- Collected data entries -
▼
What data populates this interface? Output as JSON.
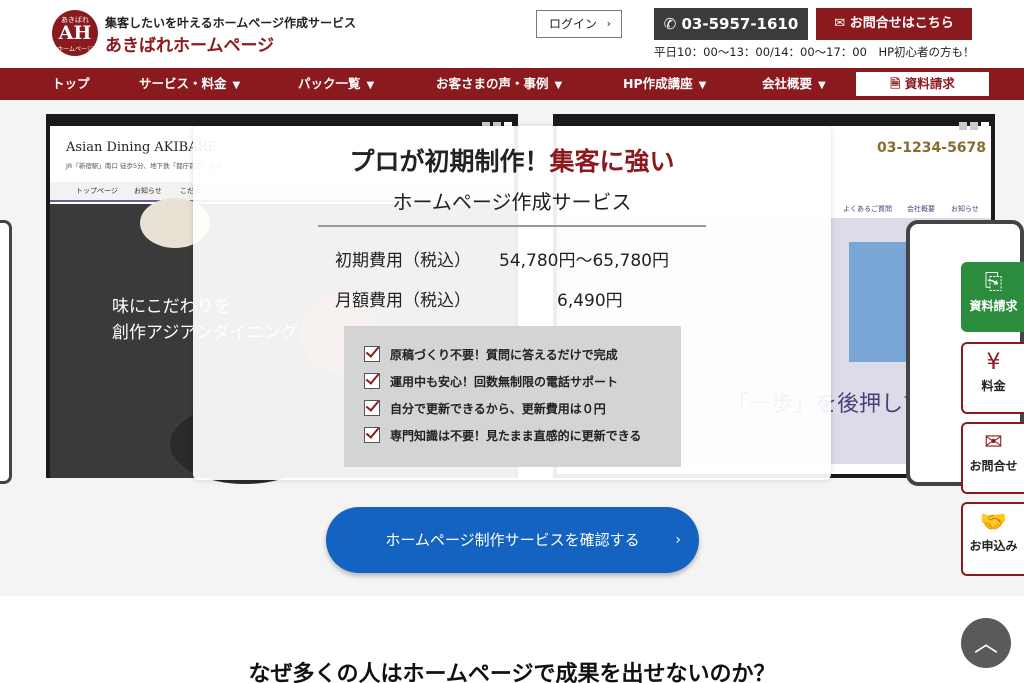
{
  "header": {
    "logo_top": "あきばれ",
    "logo_mid": "AH",
    "logo_bot": "ホームページ",
    "tagline": "集客したいを叶えるホームページ作成サービス",
    "brand": "あきばれホームページ",
    "login": "ログイン",
    "phone": "03-5957-1610",
    "contact": "お問合せはこちら",
    "hours": "平日10：00～13：00/14：00～17：00　HP初心者の方も！"
  },
  "nav": {
    "items": [
      "トップ",
      "サービス・料金",
      "パック一覧",
      "お客さまの声・事例",
      "HP作成講座",
      "会社概要"
    ],
    "doc_request": "資料請求"
  },
  "mock_left": {
    "site_name": "Asian Dining AKIBARE",
    "site_addr": "JR「新宿駅」南口 徒歩5分、地下鉄「都庁前駅」徒歩",
    "nav": [
      "トップページ",
      "お知らせ",
      "こだわ"
    ],
    "photo_text_1": "味にこだわりを",
    "photo_text_2": "創作アジアンダイニング"
  },
  "mock_right": {
    "phone": "03-1234-5678",
    "nav": [
      "よくあるご質問",
      "会社概要",
      "お知らせ"
    ],
    "banner_text": "「一歩」を後押しす"
  },
  "card": {
    "headline_black": "プロが初期制作！",
    "headline_red": "集客に強い",
    "subtitle": "ホームページ作成サービス",
    "initial_label": "初期費用（税込）",
    "initial_value": "54,780円～65,780円",
    "monthly_label": "月額費用（税込）",
    "monthly_value": "6,490円",
    "features": [
      "原稿づくり不要！質問に答えるだけで完成",
      "運用中も安心！回数無制限の電話サポート",
      "自分で更新できるから、更新費用は０円",
      "専門知識は不要！見たまま直感的に更新できる"
    ]
  },
  "cta": {
    "label": "ホームページ制作サービスを確認する"
  },
  "side": {
    "doc": "資料請求",
    "price": "料金",
    "contact": "お問合せ",
    "apply": "お申込み"
  },
  "section": {
    "title": "なぜ多くの人はホームページで成果を出せないのか？"
  },
  "colors": {
    "brand": "#8b1a1f",
    "cta": "#1563c0",
    "green": "#2b8c3e"
  }
}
▲
- STATED PROBLEM -
Go through the listing above and write it out again exactly, dropping the pictures.

- WRITTEN SOLUTION -
What data populates this interface? Output as JSON.
{
  "header": {
    "logo_top": "あきばれ",
    "logo_mid": "AH",
    "logo_bot": "ホームページ",
    "tagline": "集客したいを叶えるホームページ作成サービス",
    "brand": "あきばれホームページ",
    "login": "ログイン",
    "phone": "03-5957-1610",
    "contact": "お問合せはこちら",
    "hours": "平日10：00～13：00/14：00～17：00　HP初心者の方も！"
  },
  "nav": {
    "items": [
      "トップ",
      "サービス・料金",
      "パック一覧",
      "お客さまの声・事例",
      "HP作成講座",
      "会社概要"
    ],
    "doc_request": "資料請求"
  },
  "mock_left": {
    "site_name": "Asian Dining AKIBARE",
    "site_addr": "JR「新宿駅」南口 徒歩5分、地下鉄「都庁前駅」徒歩",
    "nav": [
      "トップページ",
      "お知らせ",
      "こだわ"
    ],
    "photo_text_1": "味にこだわりを",
    "photo_text_2": "創作アジアンダイニング"
  },
  "mock_right": {
    "phone": "03-1234-5678",
    "nav": [
      "よくあるご質問",
      "会社概要",
      "お知らせ"
    ],
    "banner_text": "「一歩」を後押しす"
  },
  "card": {
    "headline_black": "プロが初期制作！",
    "headline_red": "集客に強い",
    "subtitle": "ホームページ作成サービス",
    "initial_label": "初期費用（税込）",
    "initial_value": "54,780円～65,780円",
    "monthly_label": "月額費用（税込）",
    "monthly_value": "6,490円",
    "features": [
      "原稿づくり不要！質問に答えるだけで完成",
      "運用中も安心！回数無制限の電話サポート",
      "自分で更新できるから、更新費用は０円",
      "専門知識は不要！見たまま直感的に更新できる"
    ]
  },
  "cta": {
    "label": "ホームページ制作サービスを確認する"
  },
  "side": {
    "doc": "資料請求",
    "price": "料金",
    "contact": "お問合せ",
    "apply": "お申込み"
  },
  "section": {
    "title": "なぜ多くの人はホームページで成果を出せないのか？"
  },
  "colors": {
    "brand": "#8b1a1f",
    "cta": "#1563c0",
    "green": "#2b8c3e"
  }
}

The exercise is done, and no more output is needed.